Listed entries »
◇ ◇ ◇ ◇ ◇
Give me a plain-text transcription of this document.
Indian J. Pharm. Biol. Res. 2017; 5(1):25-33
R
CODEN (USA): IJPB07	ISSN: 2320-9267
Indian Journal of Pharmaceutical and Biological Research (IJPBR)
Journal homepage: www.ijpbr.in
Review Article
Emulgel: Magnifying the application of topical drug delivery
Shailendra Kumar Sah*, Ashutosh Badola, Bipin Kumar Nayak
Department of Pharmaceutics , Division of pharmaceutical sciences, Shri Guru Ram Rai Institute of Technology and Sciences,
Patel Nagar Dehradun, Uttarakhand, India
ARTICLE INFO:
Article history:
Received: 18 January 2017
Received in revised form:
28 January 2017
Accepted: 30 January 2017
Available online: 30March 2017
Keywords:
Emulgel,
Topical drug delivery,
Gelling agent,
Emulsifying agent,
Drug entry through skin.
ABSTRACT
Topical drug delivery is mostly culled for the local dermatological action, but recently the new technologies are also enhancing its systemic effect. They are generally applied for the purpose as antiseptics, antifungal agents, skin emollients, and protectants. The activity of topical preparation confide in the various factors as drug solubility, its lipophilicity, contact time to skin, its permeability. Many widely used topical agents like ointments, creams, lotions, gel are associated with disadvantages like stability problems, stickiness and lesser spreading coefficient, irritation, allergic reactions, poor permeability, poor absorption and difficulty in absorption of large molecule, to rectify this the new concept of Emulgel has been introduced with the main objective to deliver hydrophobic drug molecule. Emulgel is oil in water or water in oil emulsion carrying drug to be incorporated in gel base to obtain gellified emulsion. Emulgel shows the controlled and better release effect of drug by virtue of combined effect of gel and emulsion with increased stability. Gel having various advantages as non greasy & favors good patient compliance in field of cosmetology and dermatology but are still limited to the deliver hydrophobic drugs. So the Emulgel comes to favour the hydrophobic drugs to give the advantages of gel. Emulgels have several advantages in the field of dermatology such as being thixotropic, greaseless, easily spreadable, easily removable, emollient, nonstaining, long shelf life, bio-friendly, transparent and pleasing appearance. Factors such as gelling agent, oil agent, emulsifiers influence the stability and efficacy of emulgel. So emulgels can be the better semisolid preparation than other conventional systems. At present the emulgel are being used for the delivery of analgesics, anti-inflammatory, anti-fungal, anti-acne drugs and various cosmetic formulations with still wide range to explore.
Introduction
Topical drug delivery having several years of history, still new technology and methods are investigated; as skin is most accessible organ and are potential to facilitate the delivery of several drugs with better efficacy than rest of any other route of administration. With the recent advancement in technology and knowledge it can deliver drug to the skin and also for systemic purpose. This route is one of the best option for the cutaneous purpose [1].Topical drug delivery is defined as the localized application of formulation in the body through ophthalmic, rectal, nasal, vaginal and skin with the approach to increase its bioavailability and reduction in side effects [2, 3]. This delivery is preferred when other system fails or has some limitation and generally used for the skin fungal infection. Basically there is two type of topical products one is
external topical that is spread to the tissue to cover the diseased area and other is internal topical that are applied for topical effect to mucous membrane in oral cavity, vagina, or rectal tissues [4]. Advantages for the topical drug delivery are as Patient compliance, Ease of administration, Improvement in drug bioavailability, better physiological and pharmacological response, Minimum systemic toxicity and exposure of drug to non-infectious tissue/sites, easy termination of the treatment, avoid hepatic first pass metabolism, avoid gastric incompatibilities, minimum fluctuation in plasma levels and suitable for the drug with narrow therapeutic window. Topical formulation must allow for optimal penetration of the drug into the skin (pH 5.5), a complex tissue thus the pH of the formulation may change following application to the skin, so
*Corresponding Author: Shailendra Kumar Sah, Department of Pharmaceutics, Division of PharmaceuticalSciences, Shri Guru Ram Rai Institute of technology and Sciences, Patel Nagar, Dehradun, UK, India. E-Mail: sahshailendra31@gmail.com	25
◇ ◇ ◇ ◇ ◇
Given problem »
Copy every line of the records word for word.

Task response »
Give me a plain-text transcription of this document.
Indian J. Pharm. Biol. Res. 2017; 5(1):25-33
R
CODEN (USA): IJPB07	ISSN: 2320-9267
Indian Journal of Pharmaceutical and Biological Research (IJPBR)
Journal homepage: www.ijpbr.in
Review Article
Emulgel: Magnifying the application of topical drug delivery
Shailendra Kumar Sah*, Ashutosh Badola, Bipin Kumar Nayak
Department of Pharmaceutics , Division of pharmaceutical sciences, Shri Guru Ram Rai Institute of Technology and Sciences,
Patel Nagar Dehradun, Uttarakhand, India
ARTICLE INFO:
Article history:
Received: 18 January 2017
Received in revised form:
28 January 2017
Accepted: 30 January 2017
Available online: 30March 2017
Keywords:
Emulgel,
Topical drug delivery,
Gelling agent,
Emulsifying agent,
Drug entry through skin.
ABSTRACT
Topical drug delivery is mostly culled for the local dermatological action, but recently the new technologies are also enhancing its systemic effect. They are generally applied for the purpose as antiseptics, antifungal agents, skin emollients, and protectants. The activity of topical preparation confide in the various factors as drug solubility, its lipophilicity, contact time to skin, its permeability. Many widely used topical agents like ointments, creams, lotions, gel are associated with disadvantages like stability problems, stickiness and lesser spreading coefficient, irritation, allergic reactions, poor permeability, poor absorption and difficulty in absorption of large molecule, to rectify this the new concept of Emulgel has been introduced with the main objective to deliver hydrophobic drug molecule. Emulgel is oil in water or water in oil emulsion carrying drug to be incorporated in gel base to obtain gellified emulsion. Emulgel shows the controlled and better release effect of drug by virtue of combined effect of gel and emulsion with increased stability. Gel having various advantages as non greasy & favors good patient compliance in field of cosmetology and dermatology but are still limited to the deliver hydrophobic drugs. So the Emulgel comes to favour the hydrophobic drugs to give the advantages of gel. Emulgels have several advantages in the field of dermatology such as being thixotropic, greaseless, easily spreadable, easily removable, emollient, nonstaining, long shelf life, bio-friendly, transparent and pleasing appearance. Factors such as gelling agent, oil agent, emulsifiers influence the stability and efficacy of emulgel. So emulgels can be the better semisolid preparation than other conventional systems. At present the emulgel are being used for the delivery of analgesics, anti-inflammatory, anti-fungal, anti-acne drugs and various cosmetic formulations with still wide range to explore.
Introduction
Topical drug delivery having several years of history, still new technology and methods are investigated; as skin is most accessible organ and are potential to facilitate the delivery of several drugs with better efficacy than rest of any other route of administration. With the recent advancement in technology and knowledge it can deliver drug to the skin and also for systemic purpose. This route is one of the best option for the cutaneous purpose [1].Topical drug delivery is defined as the localized application of formulation in the body through ophthalmic, rectal, nasal, vaginal and skin with the approach to increase its bioavailability and reduction in side effects [2, 3]. This delivery is preferred when other system fails or has some limitation and generally used for the skin fungal infection. Basically there is two type of topical products one is
external topical that is spread to the tissue to cover the diseased area and other is internal topical that are applied for topical effect to mucous membrane in oral cavity, vagina, or rectal tissues [4]. Advantages for the topical drug delivery are as Patient compliance, Ease of administration, Improvement in drug bioavailability, better physiological and pharmacological response, Minimum systemic toxicity and exposure of drug to non-infectious tissue/sites, easy termination of the treatment, avoid hepatic first pass metabolism, avoid gastric incompatibilities, minimum fluctuation in plasma levels and suitable for the drug with narrow therapeutic window. Topical formulation must allow for optimal penetration of the drug into the skin (pH 5.5), a complex tissue thus the pH of the formulation may change following application to the skin, so
*Corresponding Author: Shailendra Kumar Sah, Department of Pharmaceutics, Division of PharmaceuticalSciences, Shri Guru Ram Rai Institute of technology and Sciences, Patel Nagar, Dehradun, UK, India. E-Mail: sahshailendra31@gmail.com	25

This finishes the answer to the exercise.